(Stored entries)
--- start ---
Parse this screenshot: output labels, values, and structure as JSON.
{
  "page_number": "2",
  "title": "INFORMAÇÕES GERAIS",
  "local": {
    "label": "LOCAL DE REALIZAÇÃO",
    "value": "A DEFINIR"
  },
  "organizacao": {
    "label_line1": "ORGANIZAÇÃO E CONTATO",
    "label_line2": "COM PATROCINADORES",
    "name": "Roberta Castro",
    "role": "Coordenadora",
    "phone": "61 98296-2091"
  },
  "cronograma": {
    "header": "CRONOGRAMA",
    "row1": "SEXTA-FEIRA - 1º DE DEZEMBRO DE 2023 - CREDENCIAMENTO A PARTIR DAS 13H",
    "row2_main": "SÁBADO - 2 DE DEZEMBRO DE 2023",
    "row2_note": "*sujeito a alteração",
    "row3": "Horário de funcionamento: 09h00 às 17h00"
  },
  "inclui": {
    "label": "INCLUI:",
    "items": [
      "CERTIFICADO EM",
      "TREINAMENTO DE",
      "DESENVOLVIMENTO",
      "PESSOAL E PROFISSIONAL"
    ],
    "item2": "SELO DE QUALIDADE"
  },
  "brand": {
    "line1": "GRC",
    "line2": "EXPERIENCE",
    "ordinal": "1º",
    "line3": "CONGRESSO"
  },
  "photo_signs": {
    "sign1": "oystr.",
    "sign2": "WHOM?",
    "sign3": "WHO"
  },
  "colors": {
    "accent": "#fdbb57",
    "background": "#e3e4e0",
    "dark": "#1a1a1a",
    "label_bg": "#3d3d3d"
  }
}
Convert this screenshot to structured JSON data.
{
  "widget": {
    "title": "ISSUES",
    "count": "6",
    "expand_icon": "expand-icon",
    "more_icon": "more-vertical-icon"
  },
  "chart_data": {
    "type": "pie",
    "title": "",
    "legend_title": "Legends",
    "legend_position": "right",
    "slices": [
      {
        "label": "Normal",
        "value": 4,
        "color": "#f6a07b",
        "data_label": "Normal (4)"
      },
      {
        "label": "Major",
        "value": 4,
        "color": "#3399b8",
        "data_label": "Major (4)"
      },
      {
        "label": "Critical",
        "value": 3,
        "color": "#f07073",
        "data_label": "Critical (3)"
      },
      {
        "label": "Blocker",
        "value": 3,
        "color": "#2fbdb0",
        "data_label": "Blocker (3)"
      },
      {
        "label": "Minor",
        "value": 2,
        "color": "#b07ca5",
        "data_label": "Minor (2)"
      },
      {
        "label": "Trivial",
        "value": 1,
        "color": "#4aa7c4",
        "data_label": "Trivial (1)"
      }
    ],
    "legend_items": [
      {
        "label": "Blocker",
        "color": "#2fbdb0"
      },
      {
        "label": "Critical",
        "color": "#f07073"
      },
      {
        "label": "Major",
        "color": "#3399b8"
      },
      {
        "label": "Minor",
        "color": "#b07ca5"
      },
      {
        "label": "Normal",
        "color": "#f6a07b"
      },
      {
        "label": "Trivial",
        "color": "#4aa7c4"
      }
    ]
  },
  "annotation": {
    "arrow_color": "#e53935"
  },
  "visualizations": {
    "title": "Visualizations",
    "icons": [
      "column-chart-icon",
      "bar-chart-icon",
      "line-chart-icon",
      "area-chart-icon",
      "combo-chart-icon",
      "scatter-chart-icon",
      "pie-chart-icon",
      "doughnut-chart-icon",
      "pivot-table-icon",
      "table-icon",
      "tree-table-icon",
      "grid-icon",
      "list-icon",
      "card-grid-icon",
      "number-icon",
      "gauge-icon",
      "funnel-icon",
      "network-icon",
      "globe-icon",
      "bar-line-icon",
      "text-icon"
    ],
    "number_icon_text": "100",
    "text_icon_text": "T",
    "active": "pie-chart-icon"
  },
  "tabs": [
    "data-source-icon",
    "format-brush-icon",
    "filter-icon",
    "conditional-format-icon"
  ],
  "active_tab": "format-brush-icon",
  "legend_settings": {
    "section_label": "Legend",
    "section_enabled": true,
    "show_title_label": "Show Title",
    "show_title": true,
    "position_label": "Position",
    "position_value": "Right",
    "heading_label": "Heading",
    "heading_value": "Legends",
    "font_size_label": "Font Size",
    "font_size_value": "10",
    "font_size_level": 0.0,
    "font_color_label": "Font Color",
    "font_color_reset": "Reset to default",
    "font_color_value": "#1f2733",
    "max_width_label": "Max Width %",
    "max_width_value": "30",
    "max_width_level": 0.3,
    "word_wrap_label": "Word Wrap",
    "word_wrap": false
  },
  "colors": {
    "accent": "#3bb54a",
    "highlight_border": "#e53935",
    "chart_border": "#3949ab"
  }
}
--- end ---
(Set exercise)
Scan the material and collect every line that contains "true".

(Solution to this problem)
    "section_enabled": true,
    "show_title": true,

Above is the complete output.